** WORK TO DO **
Copy out every record precisely.

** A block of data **
** BEGIN **

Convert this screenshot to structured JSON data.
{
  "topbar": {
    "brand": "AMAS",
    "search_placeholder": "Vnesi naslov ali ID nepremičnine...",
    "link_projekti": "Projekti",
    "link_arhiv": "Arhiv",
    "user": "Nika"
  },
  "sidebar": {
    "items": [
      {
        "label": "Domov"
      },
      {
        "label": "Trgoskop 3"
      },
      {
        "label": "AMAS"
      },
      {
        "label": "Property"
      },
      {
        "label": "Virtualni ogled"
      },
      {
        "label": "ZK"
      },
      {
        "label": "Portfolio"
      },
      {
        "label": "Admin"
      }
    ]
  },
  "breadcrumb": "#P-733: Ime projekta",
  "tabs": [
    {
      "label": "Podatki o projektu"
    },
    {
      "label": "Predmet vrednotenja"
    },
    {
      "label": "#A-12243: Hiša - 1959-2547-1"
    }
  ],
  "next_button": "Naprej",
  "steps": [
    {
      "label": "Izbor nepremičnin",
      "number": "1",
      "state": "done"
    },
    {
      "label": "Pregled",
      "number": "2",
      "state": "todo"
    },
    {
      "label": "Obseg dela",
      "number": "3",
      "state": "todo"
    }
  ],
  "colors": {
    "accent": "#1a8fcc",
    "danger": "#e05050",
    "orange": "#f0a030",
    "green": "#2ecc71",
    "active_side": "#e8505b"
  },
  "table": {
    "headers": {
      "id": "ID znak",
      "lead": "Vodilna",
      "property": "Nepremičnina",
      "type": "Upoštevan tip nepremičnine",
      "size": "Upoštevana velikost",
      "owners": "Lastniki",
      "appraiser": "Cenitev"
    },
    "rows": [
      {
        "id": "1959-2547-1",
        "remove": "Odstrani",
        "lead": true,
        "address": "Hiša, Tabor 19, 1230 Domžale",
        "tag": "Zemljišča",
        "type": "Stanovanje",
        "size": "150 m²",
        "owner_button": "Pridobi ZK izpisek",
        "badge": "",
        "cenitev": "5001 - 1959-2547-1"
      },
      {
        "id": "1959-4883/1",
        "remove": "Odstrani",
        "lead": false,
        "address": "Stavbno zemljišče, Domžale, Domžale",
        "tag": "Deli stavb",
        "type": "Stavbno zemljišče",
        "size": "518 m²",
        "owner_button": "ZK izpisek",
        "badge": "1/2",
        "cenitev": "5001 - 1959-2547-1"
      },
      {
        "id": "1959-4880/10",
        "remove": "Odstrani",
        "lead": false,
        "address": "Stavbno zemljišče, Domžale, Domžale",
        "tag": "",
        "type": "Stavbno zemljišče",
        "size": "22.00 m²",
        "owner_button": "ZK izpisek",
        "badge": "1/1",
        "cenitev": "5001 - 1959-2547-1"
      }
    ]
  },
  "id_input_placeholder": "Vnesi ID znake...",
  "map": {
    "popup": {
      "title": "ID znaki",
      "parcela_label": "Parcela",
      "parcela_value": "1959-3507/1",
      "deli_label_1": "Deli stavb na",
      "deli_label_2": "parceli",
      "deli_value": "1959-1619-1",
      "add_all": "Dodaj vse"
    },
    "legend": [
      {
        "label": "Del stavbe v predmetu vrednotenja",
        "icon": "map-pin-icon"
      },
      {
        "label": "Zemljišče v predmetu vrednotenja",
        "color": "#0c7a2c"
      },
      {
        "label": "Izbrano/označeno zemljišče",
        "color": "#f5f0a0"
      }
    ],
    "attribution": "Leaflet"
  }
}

** END **

** REPLY TO THE EXERCISE **
Convert this screenshot to structured JSON data.
{
  "topbar": {
    "brand": "AMAS",
    "search_placeholder": "Vnesi naslov ali ID nepremičnine...",
    "link_projekti": "Projekti",
    "link_arhiv": "Arhiv",
    "user": "Nika"
  },
  "sidebar": {
    "items": [
      {
        "label": "Domov"
      },
      {
        "label": "Trgoskop 3"
      },
      {
        "label": "AMAS"
      },
      {
        "label": "Property"
      },
      {
        "label": "Virtualni ogled"
      },
      {
        "label": "ZK"
      },
      {
        "label": "Portfolio"
      },
      {
        "label": "Admin"
      }
    ]
  },
  "breadcrumb": "#P-733: Ime projekta",
  "tabs": [
    {
      "label": "Podatki o projektu"
    },
    {
      "label": "Predmet vrednotenja"
    },
    {
      "label": "#A-12243: Hiša - 1959-2547-1"
    }
  ],
  "next_button": "Naprej",
  "steps": [
    {
      "label": "Izbor nepremičnin",
      "number": "1",
      "state": "done"
    },
    {
      "label": "Pregled",
      "number": "2",
      "state": "todo"
    },
    {
      "label": "Obseg dela",
      "number": "3",
      "state": "todo"
    }
  ],
  "colors": {
    "accent": "#1a8fcc",
    "danger": "#e05050",
    "orange": "#f0a030",
    "green": "#2ecc71",
    "active_side": "#e8505b"
  },
  "table": {
    "headers": {
      "id": "ID znak",
      "lead": "Vodilna",
      "property": "Nepremičnina",
      "type": "Upoštevan tip nepremičnine",
      "size": "Upoštevana velikost",
      "owners": "Lastniki",
      "appraiser": "Cenitev"
    },
    "rows": [
      {
        "id": "1959-2547-1",
        "remove": "Odstrani",
        "lead": true,
        "address": "Hiša, Tabor 19, 1230 Domžale",
        "tag": "Zemljišča",
        "type": "Stanovanje",
        "size": "150 m²",
        "owner_button": "Pridobi ZK izpisek",
        "badge": "",
        "cenitev": "5001 - 1959-2547-1"
      },
      {
        "id": "1959-4883/1",
        "remove": "Odstrani",
        "lead": false,
        "address": "Stavbno zemljišče, Domžale, Domžale",
        "tag": "Deli stavb",
        "type": "Stavbno zemljišče",
        "size": "518 m²",
        "owner_button": "ZK izpisek",
        "badge": "1/2",
        "cenitev": "5001 - 1959-2547-1"
      },
      {
        "id": "1959-4880/10",
        "remove": "Odstrani",
        "lead": false,
        "address": "Stavbno zemljišče, Domžale, Domžale",
        "tag": "",
        "type": "Stavbno zemljišče",
        "size": "22.00 m²",
        "owner_button": "ZK izpisek",
        "badge": "1/1",
        "cenitev": "5001 - 1959-2547-1"
      }
    ]
  },
  "id_input_placeholder": "Vnesi ID znake...",
  "map": {
    "popup": {
      "title": "ID znaki",
      "parcela_label": "Parcela",
      "parcela_value": "1959-3507/1",
      "deli_label_1": "Deli stavb na",
      "deli_label_2": "parceli",
      "deli_value": "1959-1619-1",
      "add_all": "Dodaj vse"
    },
    "legend": [
      {
        "label": "Del stavbe v predmetu vrednotenja",
        "icon": "map-pin-icon"
      },
      {
        "label": "Zemljišče v predmetu vrednotenja",
        "color": "#0c7a2c"
      },
      {
        "label": "Izbrano/označeno zemljišče",
        "color": "#f5f0a0"
      }
    ],
    "attribution": "Leaflet"
  }
}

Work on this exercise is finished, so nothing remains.